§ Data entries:
# # # # # # #
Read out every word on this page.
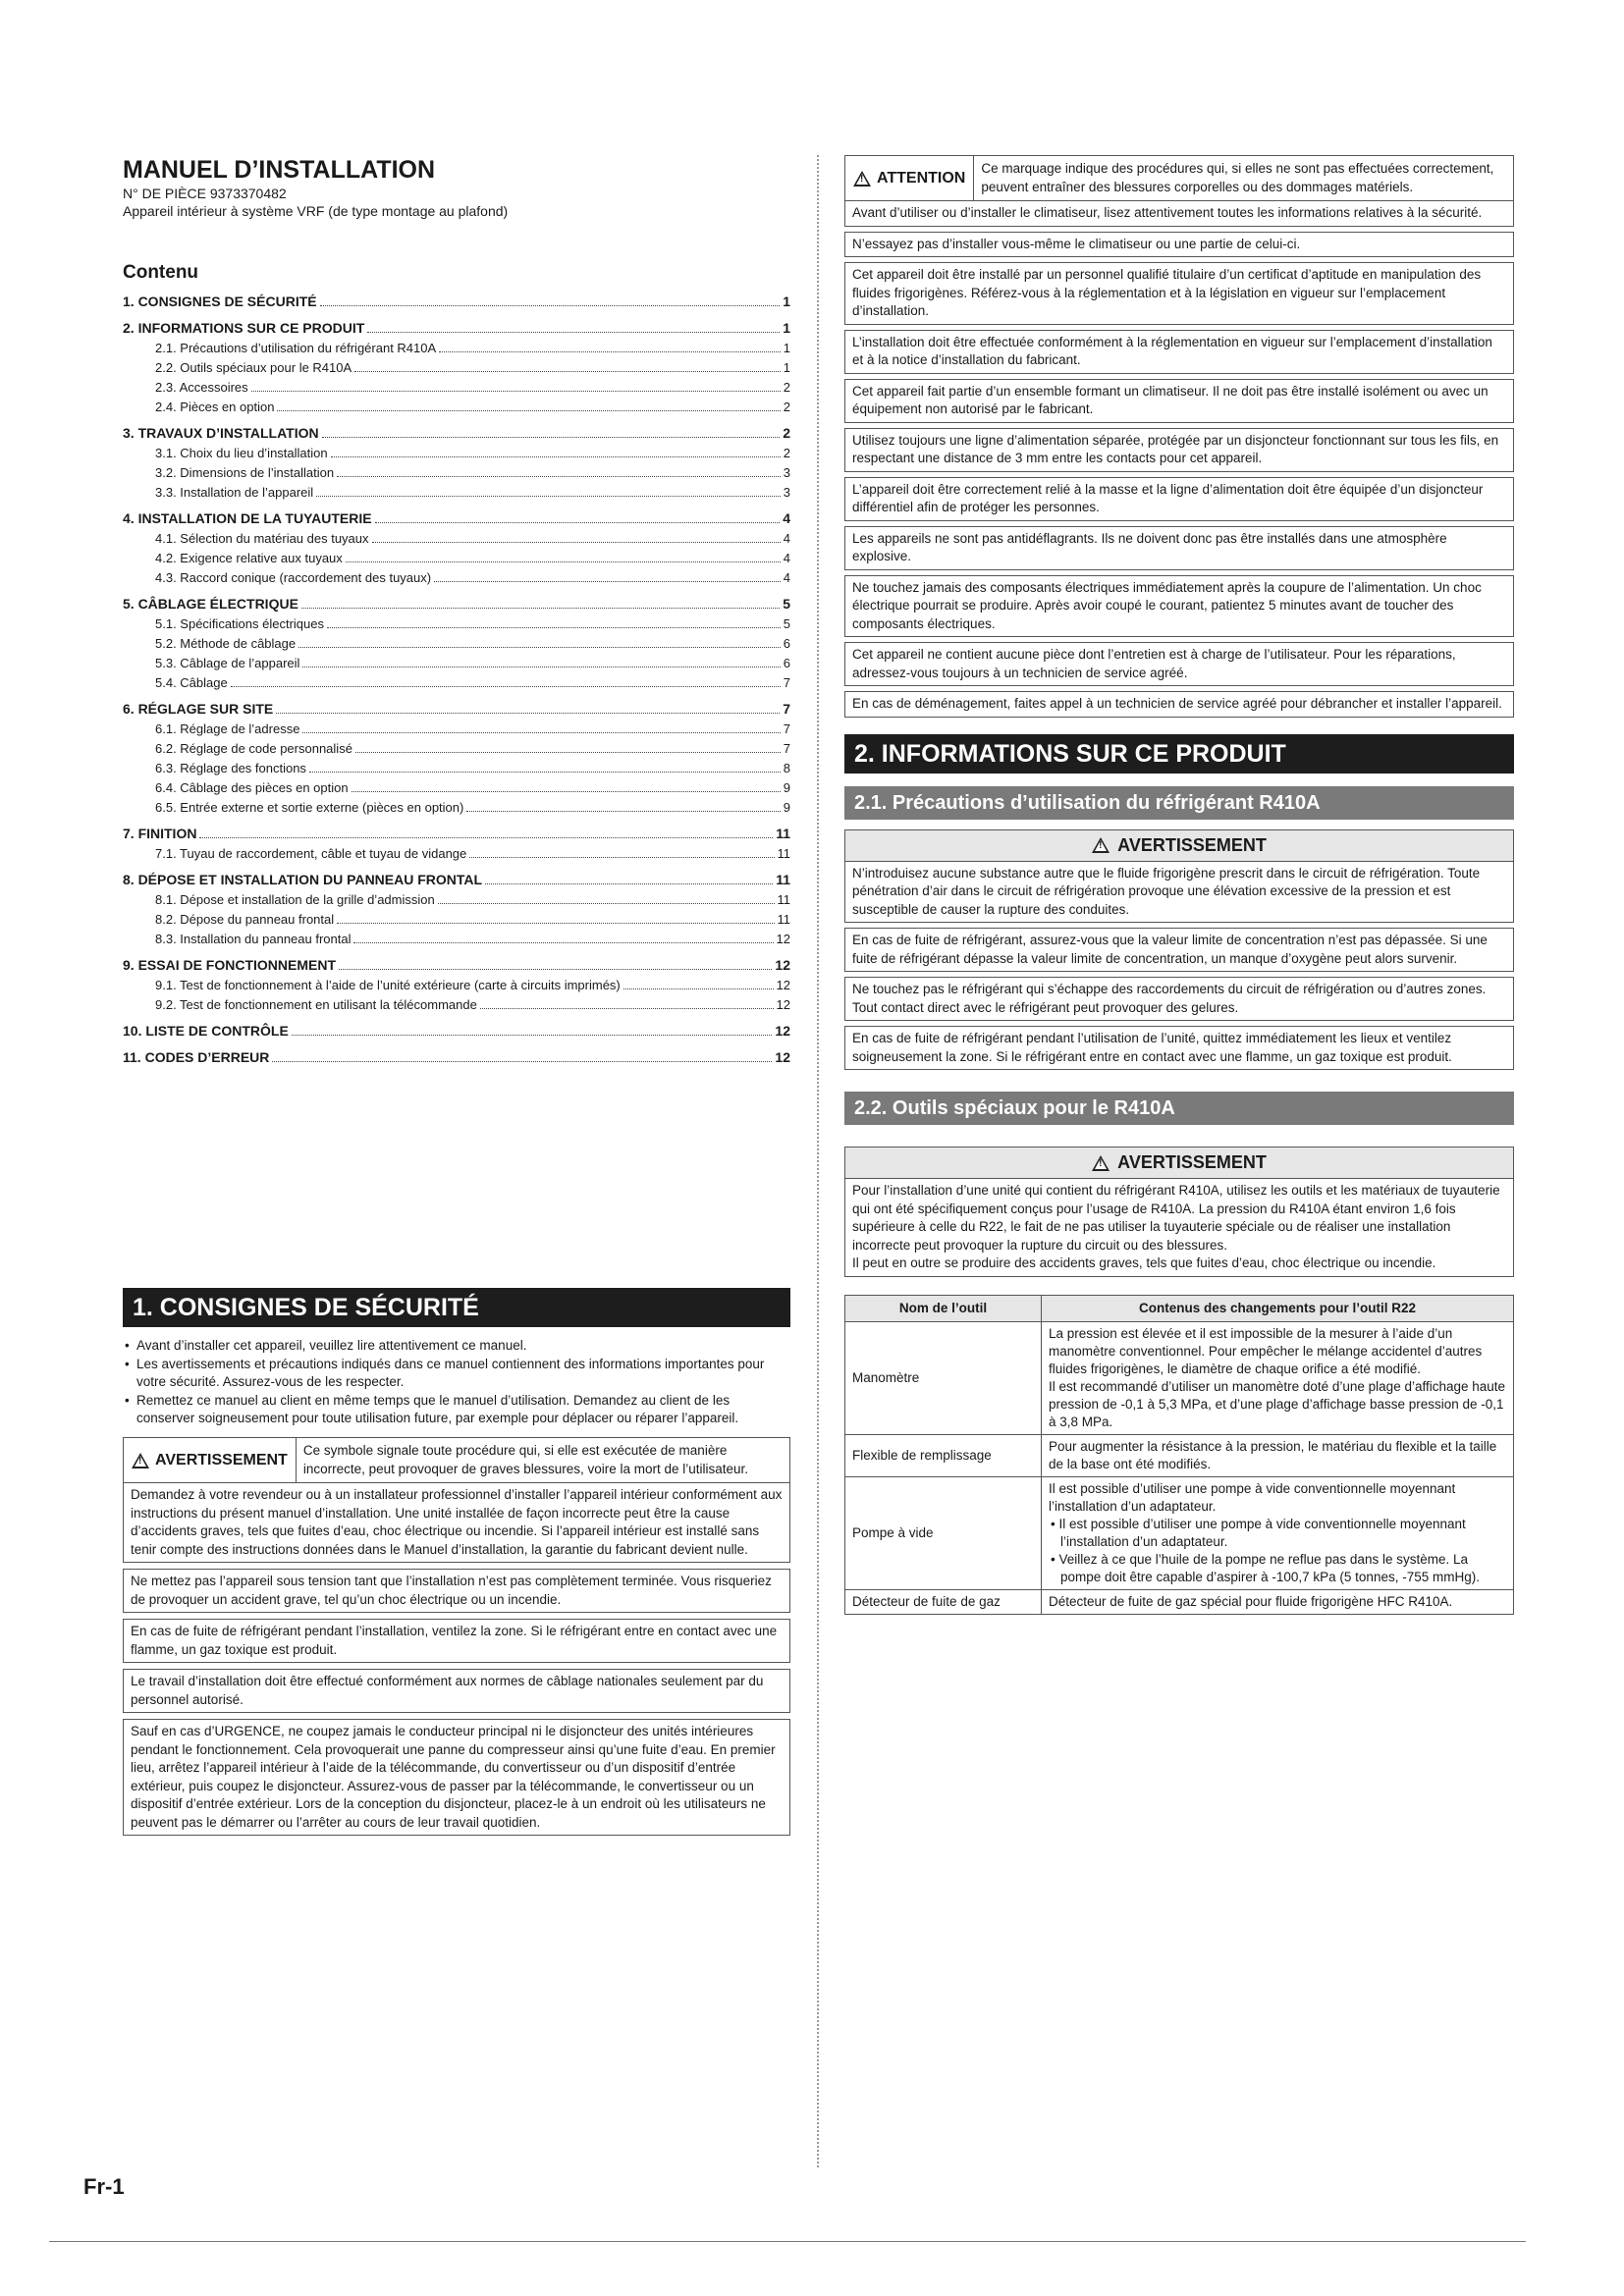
MANUEL D’INSTALLATION
N° DE PIÈCE 9373370482
Appareil intérieur à système VRF (de type montage au plafond)
Contenu
1. CONSIGNES DE SÉCURITÉ	1
2. INFORMATIONS SUR CE PRODUIT	1
2.1. Précautions d’utilisation du réfrigérant R410A	1
2.2. Outils spéciaux pour le R410A	1
2.3. Accessoires	2
2.4. Pièces en option	2
3. TRAVAUX D’INSTALLATION	2
3.1. Choix du lieu d’installation	2
3.2. Dimensions de l’installation	3
3.3. Installation de l’appareil	3
4. INSTALLATION DE LA TUYAUTERIE	4
4.1. Sélection du matériau des tuyaux	4
4.2. Exigence relative aux tuyaux	4
4.3. Raccord conique (raccordement des tuyaux)	4
5. CÂBLAGE ÉLECTRIQUE	5
5.1. Spécifications électriques	5
5.2. Méthode de câblage	6
5.3. Câblage de l’appareil	6
5.4. Câblage	7
6. RÉGLAGE SUR SITE	7
6.1. Réglage de l’adresse	7
6.2. Réglage de code personnalisé	7
6.3. Réglage des fonctions	8
6.4. Câblage des pièces en option	9
6.5. Entrée externe et sortie externe (pièces en option)	9
7. FINITION	11
7.1. Tuyau de raccordement, câble et tuyau de vidange	11
8. DÉPOSE ET INSTALLATION DU PANNEAU FRONTAL	11
8.1. Dépose et installation de la grille d’admission	11
8.2. Dépose du panneau frontal	11
8.3. Installation du panneau frontal	12
9. ESSAI DE FONCTIONNEMENT	12
9.1. Test de fonctionnement à l’aide de l’unité extérieure (carte à circuits imprimés)	12
9.2. Test de fonctionnement en utilisant la télécommande	12
10. LISTE DE CONTRÔLE	12
11. CODES D’ERREUR	12
1. CONSIGNES DE SÉCURITÉ
• Avant d’installer cet appareil, veuillez lire attentivement ce manuel.
• Les avertissements et précautions indiqués dans ce manuel contiennent des informations importantes pour votre sécurité. Assurez-vous de les respecter.
• Remettez ce manuel au client en même temps que le manuel d’utilisation. Demandez au client de les conserver soigneusement pour toute utilisation future, par exemple pour déplacer ou réparer l’appareil.
!
AVERTISSEMENT
Ce symbole signale toute procédure qui, si elle est exécutée de manière incorrecte, peut provoquer de graves blessures, voire la mort de l’utilisateur.
Demandez à votre revendeur ou à un installateur professionnel d’installer l’appareil intérieur conformément aux instructions du présent manuel d’installation. Une unité installée de façon incorrecte peut être la cause d’accidents graves, tels que fuites d’eau, choc électrique ou incendie. Si l’appareil intérieur est installé sans tenir compte des instructions données dans le Manuel d’installation, la garantie du fabricant devient nulle.
Ne mettez pas l’appareil sous tension tant que l’installation n’est pas complètement terminée. Vous risqueriez de provoquer un accident grave, tel qu’un choc électrique ou un incendie.
En cas de fuite de réfrigérant pendant l’installation, ventilez la zone. Si le réfrigérant entre en contact avec une flamme, un gaz toxique est produit.
Le travail d’installation doit être effectué conformément aux normes de câblage nationales seulement par du personnel autorisé.
Sauf en cas d’URGENCE, ne coupez jamais le conducteur principal ni le disjoncteur des unités intérieures pendant le fonctionnement. Cela provoquerait une panne du compresseur ainsi qu’une fuite d’eau. En premier lieu, arrêtez l’appareil intérieur à l’aide de la télécommande, du convertisseur ou d’un dispositif d’entrée extérieur, puis coupez le disjoncteur. Assurez-vous de passer par la télécommande, le convertisseur ou un dispositif d’entrée extérieur. Lors de la conception du disjoncteur, placez-le à un endroit où les utilisateurs ne peuvent pas le démarrer ou l’arrêter au cours de leur travail quotidien.
!
ATTENTION
Ce marquage indique des procédures qui, si elles ne sont pas effectuées correctement, peuvent entraîner des blessures corporelles ou des dommages matériels.
Avant d’utiliser ou d’installer le climatiseur, lisez attentivement toutes les informations relatives à la sécurité.
N’essayez pas d’installer vous-même le climatiseur ou une partie de celui-ci.
Cet appareil doit être installé par un personnel qualifié titulaire d’un certificat d’aptitude en manipulation des fluides frigorigènes. Référez-vous à la réglementation et à la législation en vigueur sur l’emplacement d’installation.
L’installation doit être effectuée conformément à la réglementation en vigueur sur l’emplacement d’installation et à la notice d’installation du fabricant.
Cet appareil fait partie d’un ensemble formant un climatiseur. Il ne doit pas être installé isolément ou avec un équipement non autorisé par le fabricant.
Utilisez toujours une ligne d’alimentation séparée, protégée par un disjoncteur fonctionnant sur tous les fils, en respectant une distance de 3 mm entre les contacts pour cet appareil.
L’appareil doit être correctement relié à la masse et la ligne d’alimentation doit être équipée d’un disjoncteur différentiel afin de protéger les personnes.
Les appareils ne sont pas antidéflagrants. Ils ne doivent donc pas être installés dans une atmosphère explosive.
Ne touchez jamais des composants électriques immédiatement après la coupure de l’alimentation. Un choc électrique pourrait se produire. Après avoir coupé le courant, patientez 5 minutes avant de toucher des composants électriques.
Cet appareil ne contient aucune pièce dont l’entretien est à charge de l’utilisateur. Pour les réparations, adressez-vous toujours à un technicien de service agréé.
En cas de déménagement, faites appel à un technicien de service agréé pour débrancher et installer l’appareil.
2. INFORMATIONS SUR CE PRODUIT
2.1. Précautions d’utilisation du réfrigérant R410A
!
AVERTISSEMENT
N’introduisez aucune substance autre que le fluide frigorigène prescrit dans le circuit de réfrigération. Toute pénétration d’air dans le circuit de réfrigération provoque une élévation excessive de la pression et est susceptible de causer la rupture des conduites.
En cas de fuite de réfrigérant, assurez-vous que la valeur limite de concentration n’est pas dépassée. Si une fuite de réfrigérant dépasse la valeur limite de concentration, un manque d’oxygène peut alors survenir.
Ne touchez pas le réfrigérant qui s’échappe des raccordements du circuit de réfrigération ou d’autres zones. Tout contact direct avec le réfrigérant peut provoquer des gelures.
En cas de fuite de réfrigérant pendant l’utilisation de l’unité, quittez immédiatement les lieux et ventilez soigneusement la zone. Si le réfrigérant entre en contact avec une flamme, un gaz toxique est produit.
2.2. Outils spéciaux pour le R410A
!
AVERTISSEMENT
Pour l’installation d’une unité qui contient du réfrigérant R410A, utilisez les outils et les matériaux de tuyauterie qui ont été spécifiquement conçus pour l’usage de R410A. La pression du R410A étant environ 1,6 fois supérieure à celle du R22, le fait de ne pas utiliser la tuyauterie spéciale ou de réaliser une installation incorrecte peut provoquer la rupture du circuit ou des blessures.
Il peut en outre se produire des accidents graves, tels que fuites d’eau, choc électrique ou incendie.
Nom de l’outil	Contenus des changements pour l’outil R22
Manomètre	La pression est élevée et il est impossible de la mesurer à l’aide d’un manomètre conventionnel. Pour empêcher le mélange accidentel d’autres fluides frigorigènes, le diamètre de chaque orifice a été modifié.
Il est recommandé d’utiliser un manomètre doté d’une plage d’affichage haute pression de -0,1 à 5,3 MPa, et d’une plage d’affichage basse pression de -0,1 à 3,8 MPa.

Flexible de remplissage	Pour augmenter la résistance à la pression, le matériau du flexible et la taille de la base ont été modifiés.

Pompe à vide	Il est possible d’utiliser une pompe à vide conventionnelle moyennant l’installation d’un adaptateur.
• Il est possible d’utiliser une pompe à vide conventionnelle moyennant l’installation d’un adaptateur.
• Veillez à ce que l’huile de la pompe ne reflue pas dans le système. La pompe doit être capable d’aspirer à -100,7 kPa (5 tonnes, -755 mmHg).

Détecteur de fuite de gaz	Détecteur de fuite de gaz spécial pour fluide frigorigène HFC R410A.
Fr-1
# # # # # # #
§ The task:
Extract the text of all the records above verbatim, excluding pictures.

§ Result for this task:
Read out every word on this page.
MANUEL D’INSTALLATION
N° DE PIÈCE 9373370482
Appareil intérieur à système VRF (de type montage au plafond)
Contenu
1. CONSIGNES DE SÉCURITÉ	1
2. INFORMATIONS SUR CE PRODUIT	1
2.1. Précautions d’utilisation du réfrigérant R410A	1
2.2. Outils spéciaux pour le R410A	1
2.3. Accessoires	2
2.4. Pièces en option	2
3. TRAVAUX D’INSTALLATION	2
3.1. Choix du lieu d’installation	2
3.2. Dimensions de l’installation	3
3.3. Installation de l’appareil	3
4. INSTALLATION DE LA TUYAUTERIE	4
4.1. Sélection du matériau des tuyaux	4
4.2. Exigence relative aux tuyaux	4
4.3. Raccord conique (raccordement des tuyaux)	4
5. CÂBLAGE ÉLECTRIQUE	5
5.1. Spécifications électriques	5
5.2. Méthode de câblage	6
5.3. Câblage de l’appareil	6
5.4. Câblage	7
6. RÉGLAGE SUR SITE	7
6.1. Réglage de l’adresse	7
6.2. Réglage de code personnalisé	7
6.3. Réglage des fonctions	8
6.4. Câblage des pièces en option	9
6.5. Entrée externe et sortie externe (pièces en option)	9
7. FINITION	11
7.1. Tuyau de raccordement, câble et tuyau de vidange	11
8. DÉPOSE ET INSTALLATION DU PANNEAU FRONTAL	11
8.1. Dépose et installation de la grille d’admission	11
8.2. Dépose du panneau frontal	11
8.3. Installation du panneau frontal	12
9. ESSAI DE FONCTIONNEMENT	12
9.1. Test de fonctionnement à l’aide de l’unité extérieure (carte à circuits imprimés)	12
9.2. Test de fonctionnement en utilisant la télécommande	12
10. LISTE DE CONTRÔLE	12
11. CODES D’ERREUR	12
1. CONSIGNES DE SÉCURITÉ
• Avant d’installer cet appareil, veuillez lire attentivement ce manuel.
• Les avertissements et précautions indiqués dans ce manuel contiennent des informations importantes pour votre sécurité. Assurez-vous de les respecter.
• Remettez ce manuel au client en même temps que le manuel d’utilisation. Demandez au client de les conserver soigneusement pour toute utilisation future, par exemple pour déplacer ou réparer l’appareil.
!
AVERTISSEMENT
Ce symbole signale toute procédure qui, si elle est exécutée de manière incorrecte, peut provoquer de graves blessures, voire la mort de l’utilisateur.
Demandez à votre revendeur ou à un installateur professionnel d’installer l’appareil intérieur conformément aux instructions du présent manuel d’installation. Une unité installée de façon incorrecte peut être la cause d’accidents graves, tels que fuites d’eau, choc électrique ou incendie. Si l’appareil intérieur est installé sans tenir compte des instructions données dans le Manuel d’installation, la garantie du fabricant devient nulle.
Ne mettez pas l’appareil sous tension tant que l’installation n’est pas complètement terminée. Vous risqueriez de provoquer un accident grave, tel qu’un choc électrique ou un incendie.
En cas de fuite de réfrigérant pendant l’installation, ventilez la zone. Si le réfrigérant entre en contact avec une flamme, un gaz toxique est produit.
Le travail d’installation doit être effectué conformément aux normes de câblage nationales seulement par du personnel autorisé.
Sauf en cas d’URGENCE, ne coupez jamais le conducteur principal ni le disjoncteur des unités intérieures pendant le fonctionnement. Cela provoquerait une panne du compresseur ainsi qu’une fuite d’eau. En premier lieu, arrêtez l’appareil intérieur à l’aide de la télécommande, du convertisseur ou d’un dispositif d’entrée extérieur, puis coupez le disjoncteur. Assurez-vous de passer par la télécommande, le convertisseur ou un dispositif d’entrée extérieur. Lors de la conception du disjoncteur, placez-le à un endroit où les utilisateurs ne peuvent pas le démarrer ou l’arrêter au cours de leur travail quotidien.
!
ATTENTION
Ce marquage indique des procédures qui, si elles ne sont pas effectuées correctement, peuvent entraîner des blessures corporelles ou des dommages matériels.
Avant d’utiliser ou d’installer le climatiseur, lisez attentivement toutes les informations relatives à la sécurité.
N’essayez pas d’installer vous-même le climatiseur ou une partie de celui-ci.
Cet appareil doit être installé par un personnel qualifié titulaire d’un certificat d’aptitude en manipulation des fluides frigorigènes. Référez-vous à la réglementation et à la législation en vigueur sur l’emplacement d’installation.
L’installation doit être effectuée conformément à la réglementation en vigueur sur l’emplacement d’installation et à la notice d’installation du fabricant.
Cet appareil fait partie d’un ensemble formant un climatiseur. Il ne doit pas être installé isolément ou avec un équipement non autorisé par le fabricant.
Utilisez toujours une ligne d’alimentation séparée, protégée par un disjoncteur fonctionnant sur tous les fils, en respectant une distance de 3 mm entre les contacts pour cet appareil.
L’appareil doit être correctement relié à la masse et la ligne d’alimentation doit être équipée d’un disjoncteur différentiel afin de protéger les personnes.
Les appareils ne sont pas antidéflagrants. Ils ne doivent donc pas être installés dans une atmosphère explosive.
Ne touchez jamais des composants électriques immédiatement après la coupure de l’alimentation. Un choc électrique pourrait se produire. Après avoir coupé le courant, patientez 5 minutes avant de toucher des composants électriques.
Cet appareil ne contient aucune pièce dont l’entretien est à charge de l’utilisateur. Pour les réparations, adressez-vous toujours à un technicien de service agréé.
En cas de déménagement, faites appel à un technicien de service agréé pour débrancher et installer l’appareil.
2. INFORMATIONS SUR CE PRODUIT
2.1. Précautions d’utilisation du réfrigérant R410A
!
AVERTISSEMENT
N’introduisez aucune substance autre que le fluide frigorigène prescrit dans le circuit de réfrigération. Toute pénétration d’air dans le circuit de réfrigération provoque une élévation excessive de la pression et est susceptible de causer la rupture des conduites.
En cas de fuite de réfrigérant, assurez-vous que la valeur limite de concentration n’est pas dépassée. Si une fuite de réfrigérant dépasse la valeur limite de concentration, un manque d’oxygène peut alors survenir.
Ne touchez pas le réfrigérant qui s’échappe des raccordements du circuit de réfrigération ou d’autres zones. Tout contact direct avec le réfrigérant peut provoquer des gelures.
En cas de fuite de réfrigérant pendant l’utilisation de l’unité, quittez immédiatement les lieux et ventilez soigneusement la zone. Si le réfrigérant entre en contact avec une flamme, un gaz toxique est produit.
2.2. Outils spéciaux pour le R410A
!
AVERTISSEMENT
Pour l’installation d’une unité qui contient du réfrigérant R410A, utilisez les outils et les matériaux de tuyauterie qui ont été spécifiquement conçus pour l’usage de R410A. La pression du R410A étant environ 1,6 fois supérieure à celle du R22, le fait de ne pas utiliser la tuyauterie spéciale ou de réaliser une installation incorrecte peut provoquer la rupture du circuit ou des blessures.
Il peut en outre se produire des accidents graves, tels que fuites d’eau, choc électrique ou incendie.
Nom de l’outil	Contenus des changements pour l’outil R22
Manomètre	La pression est élevée et il est impossible de la mesurer à l’aide d’un manomètre conventionnel. Pour empêcher le mélange accidentel d’autres fluides frigorigènes, le diamètre de chaque orifice a été modifié.
Il est recommandé d’utiliser un manomètre doté d’une plage d’affichage haute pression de -0,1 à 5,3 MPa, et d’une plage d’affichage basse pression de -0,1 à 3,8 MPa.

Flexible de remplissage	Pour augmenter la résistance à la pression, le matériau du flexible et la taille de la base ont été modifiés.

Pompe à vide	Il est possible d’utiliser une pompe à vide conventionnelle moyennant l’installation d’un adaptateur.
• Il est possible d’utiliser une pompe à vide conventionnelle moyennant l’installation d’un adaptateur.
• Veillez à ce que l’huile de la pompe ne reflue pas dans le système. La pompe doit être capable d’aspirer à -100,7 kPa (5 tonnes, -755 mmHg).

Détecteur de fuite de gaz	Détecteur de fuite de gaz spécial pour fluide frigorigène HFC R410A.
Fr-1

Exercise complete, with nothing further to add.